**WHAT THE TASK ASKS:**
Your transcription must include every record word for word and no pictures.

[Document content entries]
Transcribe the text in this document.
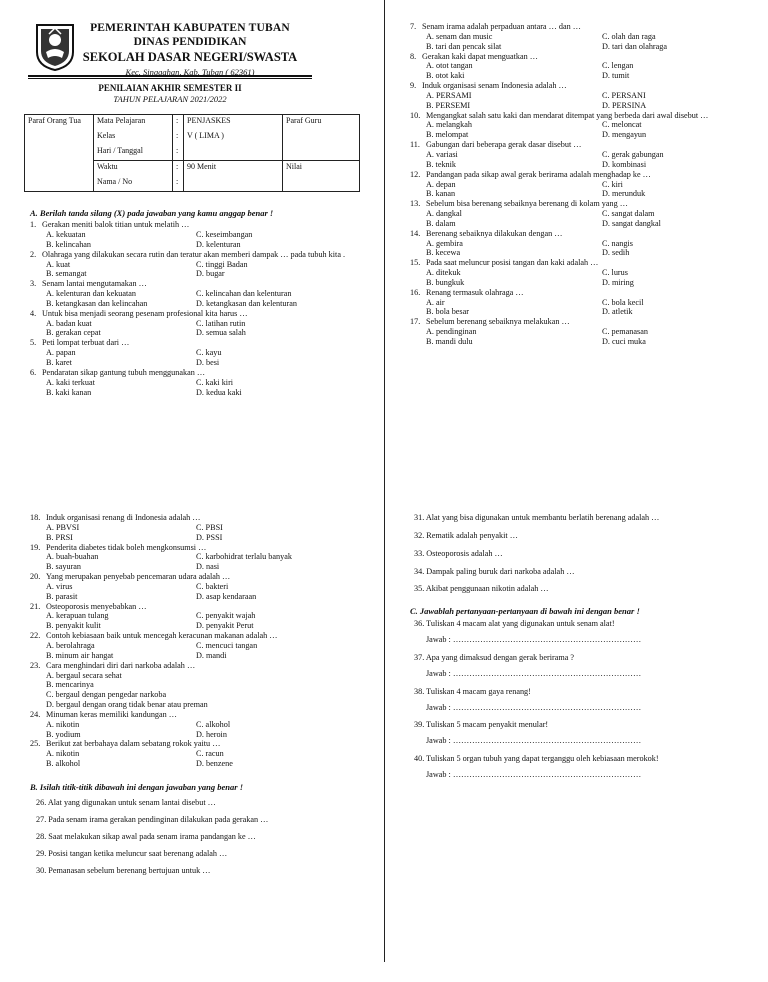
PEMERINTAH KABUPATEN TUBAN
DINAS PENDIDIKAN
SEKOLAH DASAR NEGERI/SWASTA
Kec. Singgahan, Kab. Tuban ( 62361)
PENILAIAN AKHIR SEMESTER II
TAHUN PELAJARAN 2021/2022
Paraf Orang Tua	Mata Pelajaran	:	PENJASKES	Paraf Guru
	Kelas	:	V ( LIMA )	
	Hari / Tanggal	:		
	Waktu	:	90 Menit	Nilai
	Nama / No	:		
A. Berilah tanda silang (X) pada jawaban yang kamu anggap benar !
1. Gerakan meniti balok titian untuk melatih …
A. kekuatan	C. keseimbangan
B. kelincahan	D. kelenturan
2. Olahraga yang dilakukan secara rutin dan teratur akan memberi dampak … pada tubuh kita .
A. kuat	C. tinggi Badan
B. semangat	D. bugar
3. Senam lantai mengutamakan …
A. kelenturan dan kekuatan	C. kelincahan dan kelenturan
B. ketangkasan dan kelincahan	D. ketangkasan dan kelenturan
4. Untuk bisa menjadi seorang pesenam profesional kita harus …
A. badan kuat	C. latihan rutin
B. gerakan cepat	D. semua salah
5. Peti lompat terbuat dari …
A. papan	C. kayu
B. karet	D. besi
6. Pendaratan sikap gantung tubuh menggunakan …
A. kaki terkuat	C. kaki kiri
B. kaki kanan	D. kedua kaki
7. Senam irama adalah perpaduan antara … dan …
A. senam dan music	C. olah dan raga
B. tari dan pencak silat	D. tari dan olahraga
8. Gerakan kaki dapat menguatkan …
A. otot tangan	C. lengan
B. otot kaki	D. tumit
9. Induk organisasi senam Indonesia adalah …
A. PERSAMI	C. PERSANI
B. PERSEMI	D. PERSINA
10. Mengangkat salah satu kaki dan mendarat ditempat yang berbeda dari awal disebut …
A. melangkah	C. meloncat
B. melompat	D. mengayun
11. Gabungan dari beberapa gerak dasar disebut …
A. variasi	C. gerak gabungan
B. teknik	D. kombinasi
12. Pandangan pada sikap awal gerak berirama adalah menghadap ke …
A. depan	C. kiri
B. kanan	D. merunduk
13. Sebelum bisa berenang sebaiknya berenang di kolam yang …
A. dangkal	C. sangat dalam
B. dalam	D. sangat dangkal
14. Berenang sebaiknya dilakukan dengan …
A. gembira	C. nangis
B. kecewa	D. sedih
15. Pada saat meluncur posisi tangan dan kaki adalah …
A. ditekuk	C. lurus
B. bungkuk	D. miring
16. Renang termasuk olahraga …
A. air	C. bola kecil
B. bola besar	D. atletik
17. Sebelum berenang sebaiknya melakukan …
A. pendinginan	C. pemanasan
B. mandi dulu	D. cuci muka
18. Induk organisasi renang di Indonesia adalah …
A. PBVSI	C. PBSI
B. PRSI	D. PSSI
19. Penderita diabetes tidak boleh mengkonsumsi …
A. buah-buahan	C. karbohidrat terlalu banyak
B. sayuran	D. nasi
20. Yang merupakan penyebab pencemaran udara adalah …
A. virus	C. bakteri
B. parasit	D. asap kendaraan
21. Osteoporosis menyebabkan …
A. kerapuan tulang	C. penyakit wajah
B. penyakit kulit	D. penyakit Perut
22. Contoh kebiasaan baik untuk mencegah keracunan makanan adalah …
A. berolahraga	C. mencuci tangan
B. minum air hangat	D. mandi
23. Cara menghindari diri dari narkoba adalah …
A. bergaul secara sehat
B. mencarinya
C. bergaul dengan pengedar narkoba
D. bergaul dengan orang tidak benar atau preman
24. Minuman keras memiliki kandungan …
A. nikotin	C. alkohol
B. yodium	D. heroin
25. Berikut zat berbahaya dalam sebatang rokok yaitu …
A. nikotin	C. racun
B. alkohol	D. benzene
B. Isilah titik-titik dibawah ini dengan jawaban yang benar !
26. Alat yang digunakan untuk senam lantai disebut …
27. Pada senam irama gerakan pendinginan dilakukan pada gerakan …
28. Saat melakukan sikap awal pada senam irama pandangan ke …
29. Posisi tangan ketika meluncur saat berenang adalah …
30. Pemanasan sebelum berenang bertujuan untuk …
31. Alat yang bisa digunakan untuk membantu berlatih berenang adalah …
32. Rematik adalah penyakit …
33. Osteoporosis adalah …
34. Dampak paling buruk dari narkoba adalah …
35. Akibat penggunaan nikotin adalah …
C. Jawablah pertanyaan-pertanyaan di bawah ini dengan benar !
36. Tuliskan 4 macam alat yang digunakan untuk senam alat!
Jawab : ……………………………………………………………
37. Apa yang dimaksud dengan gerak berirama ?
Jawab : ……………………………………………………………
38. Tuliskan 4 macam gaya renang!
Jawab : ……………………………………………………………
39. Tuliskan 5 macam penyakit menular!
Jawab : ……………………………………………………………
40. Tuliskan 5 organ tubuh yang dapat terganggu oleh kebiasaan merokok!
Jawab : ……………………………………………………………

**COMPLETED TASK:**
Transcribe the text in this document.
PEMERINTAH KABUPATEN TUBAN
DINAS PENDIDIKAN
SEKOLAH DASAR NEGERI/SWASTA
Kec. Singgahan, Kab. Tuban ( 62361)
PENILAIAN AKHIR SEMESTER II
TAHUN PELAJARAN 2021/2022
Paraf Orang Tua	Mata Pelajaran	:	PENJASKES	Paraf Guru
	Kelas	:	V ( LIMA )	
	Hari / Tanggal	:		
	Waktu	:	90 Menit	Nilai
	Nama / No	:		
A. Berilah tanda silang (X) pada jawaban yang kamu anggap benar !
1. Gerakan meniti balok titian untuk melatih …
A. kekuatan	C. keseimbangan
B. kelincahan	D. kelenturan
2. Olahraga yang dilakukan secara rutin dan teratur akan memberi dampak … pada tubuh kita .
A. kuat	C. tinggi Badan
B. semangat	D. bugar
3. Senam lantai mengutamakan …
A. kelenturan dan kekuatan	C. kelincahan dan kelenturan
B. ketangkasan dan kelincahan	D. ketangkasan dan kelenturan
4. Untuk bisa menjadi seorang pesenam profesional kita harus …
A. badan kuat	C. latihan rutin
B. gerakan cepat	D. semua salah
5. Peti lompat terbuat dari …
A. papan	C. kayu
B. karet	D. besi
6. Pendaratan sikap gantung tubuh menggunakan …
A. kaki terkuat	C. kaki kiri
B. kaki kanan	D. kedua kaki
7. Senam irama adalah perpaduan antara … dan …
A. senam dan music	C. olah dan raga
B. tari dan pencak silat	D. tari dan olahraga
8. Gerakan kaki dapat menguatkan …
A. otot tangan	C. lengan
B. otot kaki	D. tumit
9. Induk organisasi senam Indonesia adalah …
A. PERSAMI	C. PERSANI
B. PERSEMI	D. PERSINA
10. Mengangkat salah satu kaki dan mendarat ditempat yang berbeda dari awal disebut …
A. melangkah	C. meloncat
B. melompat	D. mengayun
11. Gabungan dari beberapa gerak dasar disebut …
A. variasi	C. gerak gabungan
B. teknik	D. kombinasi
12. Pandangan pada sikap awal gerak berirama adalah menghadap ke …
A. depan	C. kiri
B. kanan	D. merunduk
13. Sebelum bisa berenang sebaiknya berenang di kolam yang …
A. dangkal	C. sangat dalam
B. dalam	D. sangat dangkal
14. Berenang sebaiknya dilakukan dengan …
A. gembira	C. nangis
B. kecewa	D. sedih
15. Pada saat meluncur posisi tangan dan kaki adalah …
A. ditekuk	C. lurus
B. bungkuk	D. miring
16. Renang termasuk olahraga …
A. air	C. bola kecil
B. bola besar	D. atletik
17. Sebelum berenang sebaiknya melakukan …
A. pendinginan	C. pemanasan
B. mandi dulu	D. cuci muka
18. Induk organisasi renang di Indonesia adalah …
A. PBVSI	C. PBSI
B. PRSI	D. PSSI
19. Penderita diabetes tidak boleh mengkonsumsi …
A. buah-buahan	C. karbohidrat terlalu banyak
B. sayuran	D. nasi
20. Yang merupakan penyebab pencemaran udara adalah …
A. virus	C. bakteri
B. parasit	D. asap kendaraan
21. Osteoporosis menyebabkan …
A. kerapuan tulang	C. penyakit wajah
B. penyakit kulit	D. penyakit Perut
22. Contoh kebiasaan baik untuk mencegah keracunan makanan adalah …
A. berolahraga	C. mencuci tangan
B. minum air hangat	D. mandi
23. Cara menghindari diri dari narkoba adalah …
A. bergaul secara sehat
B. mencarinya
C. bergaul dengan pengedar narkoba
D. bergaul dengan orang tidak benar atau preman
24. Minuman keras memiliki kandungan …
A. nikotin	C. alkohol
B. yodium	D. heroin
25. Berikut zat berbahaya dalam sebatang rokok yaitu …
A. nikotin	C. racun
B. alkohol	D. benzene
B. Isilah titik-titik dibawah ini dengan jawaban yang benar !
26. Alat yang digunakan untuk senam lantai disebut …
27. Pada senam irama gerakan pendinginan dilakukan pada gerakan …
28. Saat melakukan sikap awal pada senam irama pandangan ke …
29. Posisi tangan ketika meluncur saat berenang adalah …
30. Pemanasan sebelum berenang bertujuan untuk …
31. Alat yang bisa digunakan untuk membantu berlatih berenang adalah …
32. Rematik adalah penyakit …
33. Osteoporosis adalah …
34. Dampak paling buruk dari narkoba adalah …
35. Akibat penggunaan nikotin adalah …
C. Jawablah pertanyaan-pertanyaan di bawah ini dengan benar !
36. Tuliskan 4 macam alat yang digunakan untuk senam alat!
Jawab : ……………………………………………………………
37. Apa yang dimaksud dengan gerak berirama ?
Jawab : ……………………………………………………………
38. Tuliskan 4 macam gaya renang!
Jawab : ……………………………………………………………
39. Tuliskan 5 macam penyakit menular!
Jawab : ……………………………………………………………
40. Tuliskan 5 organ tubuh yang dapat terganggu oleh kebiasaan merokok!
Jawab : ……………………………………………………………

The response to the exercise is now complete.